(Collected data)

:::

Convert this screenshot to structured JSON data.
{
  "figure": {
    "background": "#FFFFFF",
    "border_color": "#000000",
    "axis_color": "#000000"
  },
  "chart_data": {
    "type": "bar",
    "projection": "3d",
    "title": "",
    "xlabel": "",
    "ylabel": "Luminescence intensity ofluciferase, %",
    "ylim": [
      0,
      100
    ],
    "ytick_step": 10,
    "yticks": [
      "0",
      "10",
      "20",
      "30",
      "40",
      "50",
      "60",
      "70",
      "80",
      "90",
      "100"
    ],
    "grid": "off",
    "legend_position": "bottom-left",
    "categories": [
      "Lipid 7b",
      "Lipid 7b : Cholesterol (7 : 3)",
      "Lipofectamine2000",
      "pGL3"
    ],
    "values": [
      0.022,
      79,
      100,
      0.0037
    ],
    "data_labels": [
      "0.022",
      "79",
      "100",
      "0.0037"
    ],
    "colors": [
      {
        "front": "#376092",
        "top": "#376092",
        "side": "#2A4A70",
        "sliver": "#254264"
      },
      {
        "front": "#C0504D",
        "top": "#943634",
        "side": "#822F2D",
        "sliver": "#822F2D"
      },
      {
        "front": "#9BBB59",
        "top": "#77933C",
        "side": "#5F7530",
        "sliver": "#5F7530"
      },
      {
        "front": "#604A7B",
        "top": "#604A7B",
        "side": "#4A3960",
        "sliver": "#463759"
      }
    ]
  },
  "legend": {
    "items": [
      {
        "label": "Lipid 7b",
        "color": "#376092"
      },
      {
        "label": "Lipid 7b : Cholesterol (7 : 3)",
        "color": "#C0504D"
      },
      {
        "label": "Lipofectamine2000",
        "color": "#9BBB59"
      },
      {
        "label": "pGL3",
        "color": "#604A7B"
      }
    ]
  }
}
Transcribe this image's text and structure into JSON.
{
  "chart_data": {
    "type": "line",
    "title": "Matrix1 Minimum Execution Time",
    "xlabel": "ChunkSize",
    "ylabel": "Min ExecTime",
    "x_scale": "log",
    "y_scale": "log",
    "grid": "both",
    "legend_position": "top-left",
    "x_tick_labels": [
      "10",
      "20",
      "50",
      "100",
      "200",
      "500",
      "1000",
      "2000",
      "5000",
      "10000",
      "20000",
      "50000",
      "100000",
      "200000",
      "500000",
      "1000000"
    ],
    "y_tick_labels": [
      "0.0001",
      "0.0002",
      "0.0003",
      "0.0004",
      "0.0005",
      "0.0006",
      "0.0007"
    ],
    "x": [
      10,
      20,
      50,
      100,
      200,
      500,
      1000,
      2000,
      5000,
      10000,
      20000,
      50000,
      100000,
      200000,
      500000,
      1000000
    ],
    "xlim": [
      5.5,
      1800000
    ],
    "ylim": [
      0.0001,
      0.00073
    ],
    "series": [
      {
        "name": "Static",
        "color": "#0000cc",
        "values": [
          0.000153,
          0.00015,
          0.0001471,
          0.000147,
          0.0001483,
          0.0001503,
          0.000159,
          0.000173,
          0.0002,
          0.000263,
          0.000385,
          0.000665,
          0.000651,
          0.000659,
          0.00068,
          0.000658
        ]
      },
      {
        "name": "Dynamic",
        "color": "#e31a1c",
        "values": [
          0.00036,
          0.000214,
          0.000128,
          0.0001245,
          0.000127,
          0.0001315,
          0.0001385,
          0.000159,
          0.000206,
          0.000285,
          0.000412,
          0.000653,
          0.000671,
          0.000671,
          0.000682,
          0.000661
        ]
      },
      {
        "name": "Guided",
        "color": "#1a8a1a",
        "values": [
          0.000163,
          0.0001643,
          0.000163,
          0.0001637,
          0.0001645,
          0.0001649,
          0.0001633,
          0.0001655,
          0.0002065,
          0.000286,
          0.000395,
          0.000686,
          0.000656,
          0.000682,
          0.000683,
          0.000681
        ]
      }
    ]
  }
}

:::

Exactly as shown above, return every record.

Exercise result:
Convert this screenshot to structured JSON data.
{
  "figure": {
    "background": "#FFFFFF",
    "border_color": "#000000",
    "axis_color": "#000000"
  },
  "chart_data": {
    "type": "bar",
    "projection": "3d",
    "title": "",
    "xlabel": "",
    "ylabel": "Luminescence intensity ofluciferase, %",
    "ylim": [
      0,
      100
    ],
    "ytick_step": 10,
    "yticks": [
      "0",
      "10",
      "20",
      "30",
      "40",
      "50",
      "60",
      "70",
      "80",
      "90",
      "100"
    ],
    "grid": "off",
    "legend_position": "bottom-left",
    "categories": [
      "Lipid 7b",
      "Lipid 7b : Cholesterol (7 : 3)",
      "Lipofectamine2000",
      "pGL3"
    ],
    "values": [
      0.022,
      79,
      100,
      0.0037
    ],
    "data_labels": [
      "0.022",
      "79",
      "100",
      "0.0037"
    ],
    "colors": [
      {
        "front": "#376092",
        "top": "#376092",
        "side": "#2A4A70",
        "sliver": "#254264"
      },
      {
        "front": "#C0504D",
        "top": "#943634",
        "side": "#822F2D",
        "sliver": "#822F2D"
      },
      {
        "front": "#9BBB59",
        "top": "#77933C",
        "side": "#5F7530",
        "sliver": "#5F7530"
      },
      {
        "front": "#604A7B",
        "top": "#604A7B",
        "side": "#4A3960",
        "sliver": "#463759"
      }
    ]
  },
  "legend": {
    "items": [
      {
        "label": "Lipid 7b",
        "color": "#376092"
      },
      {
        "label": "Lipid 7b : Cholesterol (7 : 3)",
        "color": "#C0504D"
      },
      {
        "label": "Lipofectamine2000",
        "color": "#9BBB59"
      },
      {
        "label": "pGL3",
        "color": "#604A7B"
      }
    ]
  }
}
Transcribe this image's text and structure into JSON.
{
  "chart_data": {
    "type": "line",
    "title": "Matrix1 Minimum Execution Time",
    "xlabel": "ChunkSize",
    "ylabel": "Min ExecTime",
    "x_scale": "log",
    "y_scale": "log",
    "grid": "both",
    "legend_position": "top-left",
    "x_tick_labels": [
      "10",
      "20",
      "50",
      "100",
      "200",
      "500",
      "1000",
      "2000",
      "5000",
      "10000",
      "20000",
      "50000",
      "100000",
      "200000",
      "500000",
      "1000000"
    ],
    "y_tick_labels": [
      "0.0001",
      "0.0002",
      "0.0003",
      "0.0004",
      "0.0005",
      "0.0006",
      "0.0007"
    ],
    "x": [
      10,
      20,
      50,
      100,
      200,
      500,
      1000,
      2000,
      5000,
      10000,
      20000,
      50000,
      100000,
      200000,
      500000,
      1000000
    ],
    "xlim": [
      5.5,
      1800000
    ],
    "ylim": [
      0.0001,
      0.00073
    ],
    "series": [
      {
        "name": "Static",
        "color": "#0000cc",
        "values": [
          0.000153,
          0.00015,
          0.0001471,
          0.000147,
          0.0001483,
          0.0001503,
          0.000159,
          0.000173,
          0.0002,
          0.000263,
          0.000385,
          0.000665,
          0.000651,
          0.000659,
          0.00068,
          0.000658
        ]
      },
      {
        "name": "Dynamic",
        "color": "#e31a1c",
        "values": [
          0.00036,
          0.000214,
          0.000128,
          0.0001245,
          0.000127,
          0.0001315,
          0.0001385,
          0.000159,
          0.000206,
          0.000285,
          0.000412,
          0.000653,
          0.000671,
          0.000671,
          0.000682,
          0.000661
        ]
      },
      {
        "name": "Guided",
        "color": "#1a8a1a",
        "values": [
          0.000163,
          0.0001643,
          0.000163,
          0.0001637,
          0.0001645,
          0.0001649,
          0.0001633,
          0.0001655,
          0.0002065,
          0.000286,
          0.000395,
          0.000686,
          0.000656,
          0.000682,
          0.000683,
          0.000681
        ]
      }
    ]
  }
}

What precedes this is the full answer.